Set problem: Rewrite all of the entries below, replacing every "basis-line" with "basis-text" and leaving everything else unchanged. Omit the pictures from your answer.

Records:
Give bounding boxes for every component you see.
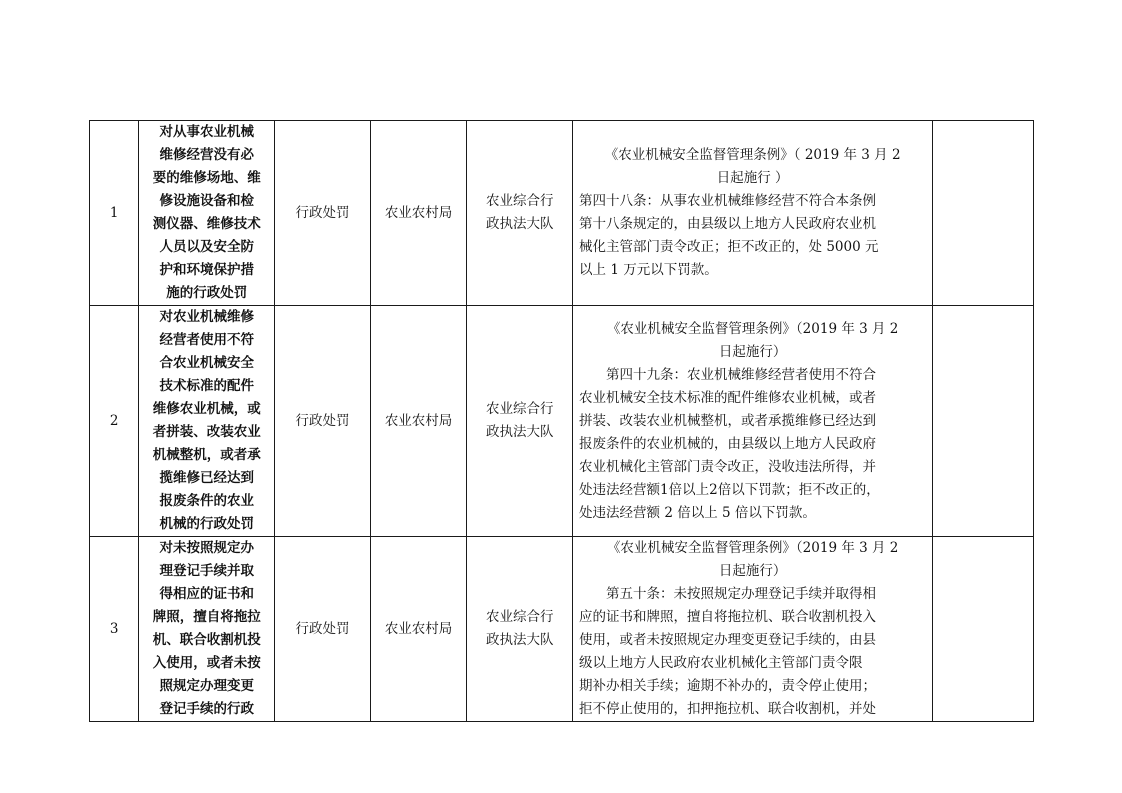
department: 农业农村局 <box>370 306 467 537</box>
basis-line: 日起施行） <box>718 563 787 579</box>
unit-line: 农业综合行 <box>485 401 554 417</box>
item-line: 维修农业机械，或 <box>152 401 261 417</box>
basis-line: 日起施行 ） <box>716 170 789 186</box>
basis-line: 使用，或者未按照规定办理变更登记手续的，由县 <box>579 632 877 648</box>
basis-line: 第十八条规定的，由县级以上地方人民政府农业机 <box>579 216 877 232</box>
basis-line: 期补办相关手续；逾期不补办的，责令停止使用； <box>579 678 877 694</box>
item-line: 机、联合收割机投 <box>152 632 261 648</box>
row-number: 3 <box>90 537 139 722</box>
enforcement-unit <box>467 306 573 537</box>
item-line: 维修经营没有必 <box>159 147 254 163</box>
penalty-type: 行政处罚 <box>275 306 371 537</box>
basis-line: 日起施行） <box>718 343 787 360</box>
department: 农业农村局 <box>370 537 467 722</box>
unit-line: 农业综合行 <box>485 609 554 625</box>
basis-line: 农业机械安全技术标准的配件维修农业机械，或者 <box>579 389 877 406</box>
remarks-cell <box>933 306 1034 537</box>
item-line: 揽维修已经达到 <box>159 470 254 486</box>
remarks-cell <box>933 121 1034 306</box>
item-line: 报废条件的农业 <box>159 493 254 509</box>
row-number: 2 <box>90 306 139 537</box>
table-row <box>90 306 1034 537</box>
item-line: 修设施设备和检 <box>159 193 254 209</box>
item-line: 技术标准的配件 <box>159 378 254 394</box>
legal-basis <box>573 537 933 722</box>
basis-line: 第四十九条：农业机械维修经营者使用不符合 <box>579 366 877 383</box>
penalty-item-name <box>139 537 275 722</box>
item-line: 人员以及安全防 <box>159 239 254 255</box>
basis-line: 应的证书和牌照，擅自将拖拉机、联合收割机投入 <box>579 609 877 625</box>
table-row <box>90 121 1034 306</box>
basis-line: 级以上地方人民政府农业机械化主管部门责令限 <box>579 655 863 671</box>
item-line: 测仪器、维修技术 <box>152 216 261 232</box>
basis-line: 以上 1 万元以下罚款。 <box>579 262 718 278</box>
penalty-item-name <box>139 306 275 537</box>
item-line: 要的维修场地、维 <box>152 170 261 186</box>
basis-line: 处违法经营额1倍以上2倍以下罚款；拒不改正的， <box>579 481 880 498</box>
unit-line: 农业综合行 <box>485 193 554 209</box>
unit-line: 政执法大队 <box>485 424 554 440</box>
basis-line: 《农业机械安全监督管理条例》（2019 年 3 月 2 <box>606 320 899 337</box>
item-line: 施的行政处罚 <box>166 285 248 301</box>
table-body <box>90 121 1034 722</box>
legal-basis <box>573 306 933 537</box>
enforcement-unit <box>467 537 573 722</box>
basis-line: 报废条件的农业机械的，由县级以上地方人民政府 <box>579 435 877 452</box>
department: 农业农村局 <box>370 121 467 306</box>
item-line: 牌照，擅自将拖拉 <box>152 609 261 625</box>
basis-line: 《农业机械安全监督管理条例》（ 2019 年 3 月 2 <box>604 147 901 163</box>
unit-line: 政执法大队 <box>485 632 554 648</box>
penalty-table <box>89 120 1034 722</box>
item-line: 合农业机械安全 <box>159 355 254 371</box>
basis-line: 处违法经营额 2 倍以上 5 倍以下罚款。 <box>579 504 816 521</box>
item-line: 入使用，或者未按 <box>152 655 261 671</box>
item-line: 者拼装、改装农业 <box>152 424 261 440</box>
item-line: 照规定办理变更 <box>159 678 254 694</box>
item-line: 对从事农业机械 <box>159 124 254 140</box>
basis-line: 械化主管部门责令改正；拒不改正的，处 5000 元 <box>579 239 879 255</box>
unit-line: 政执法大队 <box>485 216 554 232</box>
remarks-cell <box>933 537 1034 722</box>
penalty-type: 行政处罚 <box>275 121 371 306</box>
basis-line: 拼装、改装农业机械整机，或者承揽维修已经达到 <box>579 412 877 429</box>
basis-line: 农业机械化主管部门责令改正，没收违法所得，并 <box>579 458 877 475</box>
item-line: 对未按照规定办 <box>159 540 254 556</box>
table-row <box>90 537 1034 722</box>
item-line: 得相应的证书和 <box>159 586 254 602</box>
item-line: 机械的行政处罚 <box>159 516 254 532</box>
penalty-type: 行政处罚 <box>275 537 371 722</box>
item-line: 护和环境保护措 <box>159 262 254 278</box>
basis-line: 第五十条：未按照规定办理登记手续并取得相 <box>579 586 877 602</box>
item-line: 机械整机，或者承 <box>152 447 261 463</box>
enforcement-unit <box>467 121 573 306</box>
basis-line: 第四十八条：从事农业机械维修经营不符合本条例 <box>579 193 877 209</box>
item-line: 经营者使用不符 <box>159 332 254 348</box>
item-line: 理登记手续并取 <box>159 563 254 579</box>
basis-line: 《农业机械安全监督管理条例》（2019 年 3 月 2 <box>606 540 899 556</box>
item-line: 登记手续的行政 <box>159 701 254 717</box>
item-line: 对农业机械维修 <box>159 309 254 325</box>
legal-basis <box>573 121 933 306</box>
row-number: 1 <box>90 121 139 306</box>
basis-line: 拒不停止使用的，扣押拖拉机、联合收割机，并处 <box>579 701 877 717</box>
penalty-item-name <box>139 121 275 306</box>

Output of the task:
Give bounding boxes for every component you see.
department: 农业农村局 <box>370 306 467 537</box>
basis-text: 日起施行） <box>718 563 787 579</box>
unit-line: 农业综合行 <box>485 401 554 417</box>
item-line: 维修农业机械，或 <box>152 401 261 417</box>
basis-text: 日起施行 ） <box>716 170 789 186</box>
basis-text: 使用，或者未按照规定办理变更登记手续的，由县 <box>579 632 877 648</box>
basis-text: 第十八条规定的，由县级以上地方人民政府农业机 <box>579 216 877 232</box>
basis-text: 期补办相关手续；逾期不补办的，责令停止使用； <box>579 678 877 694</box>
item-line: 机、联合收割机投 <box>152 632 261 648</box>
row-number: 3 <box>90 537 139 722</box>
enforcement-unit <box>467 306 573 537</box>
item-line: 维修经营没有必 <box>159 147 254 163</box>
penalty-type: 行政处罚 <box>275 306 371 537</box>
basis-text: 日起施行） <box>718 343 787 360</box>
department: 农业农村局 <box>370 537 467 722</box>
unit-line: 农业综合行 <box>485 609 554 625</box>
basis-text: 农业机械安全技术标准的配件维修农业机械，或者 <box>579 389 877 406</box>
remarks-cell <box>933 306 1034 537</box>
item-line: 揽维修已经达到 <box>159 470 254 486</box>
remarks-cell <box>933 121 1034 306</box>
item-line: 报废条件的农业 <box>159 493 254 509</box>
row-number: 2 <box>90 306 139 537</box>
table-row <box>90 306 1034 537</box>
item-line: 修设施设备和检 <box>159 193 254 209</box>
item-line: 技术标准的配件 <box>159 378 254 394</box>
legal-basis <box>573 537 933 722</box>
basis-text: 第四十九条：农业机械维修经营者使用不符合 <box>579 366 877 383</box>
penalty-item-name <box>139 537 275 722</box>
item-line: 人员以及安全防 <box>159 239 254 255</box>
basis-text: 应的证书和牌照，擅自将拖拉机、联合收割机投入 <box>579 609 877 625</box>
table-row <box>90 121 1034 306</box>
basis-text: 级以上地方人民政府农业机械化主管部门责令限 <box>579 655 863 671</box>
item-line: 测仪器、维修技术 <box>152 216 261 232</box>
basis-text: 以上 1 万元以下罚款。 <box>579 262 718 278</box>
penalty-item-name <box>139 306 275 537</box>
item-line: 要的维修场地、维 <box>152 170 261 186</box>
basis-text: 处违法经营额1倍以上2倍以下罚款；拒不改正的， <box>579 481 880 498</box>
unit-line: 农业综合行 <box>485 193 554 209</box>
unit-line: 政执法大队 <box>485 424 554 440</box>
basis-text: 《农业机械安全监督管理条例》（2019 年 3 月 2 <box>606 320 899 337</box>
item-line: 施的行政处罚 <box>166 285 248 301</box>
table-body <box>90 121 1034 722</box>
legal-basis <box>573 306 933 537</box>
enforcement-unit <box>467 537 573 722</box>
basis-text: 报废条件的农业机械的，由县级以上地方人民政府 <box>579 435 877 452</box>
department: 农业农村局 <box>370 121 467 306</box>
item-line: 牌照，擅自将拖拉 <box>152 609 261 625</box>
basis-text: 《农业机械安全监督管理条例》（ 2019 年 3 月 2 <box>604 147 901 163</box>
unit-line: 政执法大队 <box>485 632 554 648</box>
penalty-table <box>89 120 1034 722</box>
item-line: 合农业机械安全 <box>159 355 254 371</box>
basis-text: 处违法经营额 2 倍以上 5 倍以下罚款。 <box>579 504 816 521</box>
item-line: 入使用，或者未按 <box>152 655 261 671</box>
item-line: 者拼装、改装农业 <box>152 424 261 440</box>
item-line: 照规定办理变更 <box>159 678 254 694</box>
item-line: 对从事农业机械 <box>159 124 254 140</box>
basis-text: 械化主管部门责令改正；拒不改正的，处 5000 元 <box>579 239 879 255</box>
unit-line: 政执法大队 <box>485 216 554 232</box>
remarks-cell <box>933 537 1034 722</box>
penalty-type: 行政处罚 <box>275 121 371 306</box>
basis-text: 拼装、改装农业机械整机，或者承揽维修已经达到 <box>579 412 877 429</box>
basis-text: 农业机械化主管部门责令改正，没收违法所得，并 <box>579 458 877 475</box>
item-line: 对未按照规定办 <box>159 540 254 556</box>
table-row <box>90 537 1034 722</box>
item-line: 得相应的证书和 <box>159 586 254 602</box>
item-line: 机械的行政处罚 <box>159 516 254 532</box>
penalty-type: 行政处罚 <box>275 537 371 722</box>
item-line: 护和环境保护措 <box>159 262 254 278</box>
basis-text: 第五十条：未按照规定办理登记手续并取得相 <box>579 586 877 602</box>
item-line: 机械整机，或者承 <box>152 447 261 463</box>
enforcement-unit <box>467 121 573 306</box>
basis-text: 第四十八条：从事农业机械维修经营不符合本条例 <box>579 193 877 209</box>
item-line: 经营者使用不符 <box>159 332 254 348</box>
item-line: 理登记手续并取 <box>159 563 254 579</box>
basis-text: 《农业机械安全监督管理条例》（2019 年 3 月 2 <box>606 540 899 556</box>
item-line: 登记手续的行政 <box>159 701 254 717</box>
item-line: 对农业机械维修 <box>159 309 254 325</box>
legal-basis <box>573 121 933 306</box>
row-number: 1 <box>90 121 139 306</box>
basis-text: 拒不停止使用的，扣押拖拉机、联合收割机，并处 <box>579 701 877 717</box>
penalty-item-name <box>139 121 275 306</box>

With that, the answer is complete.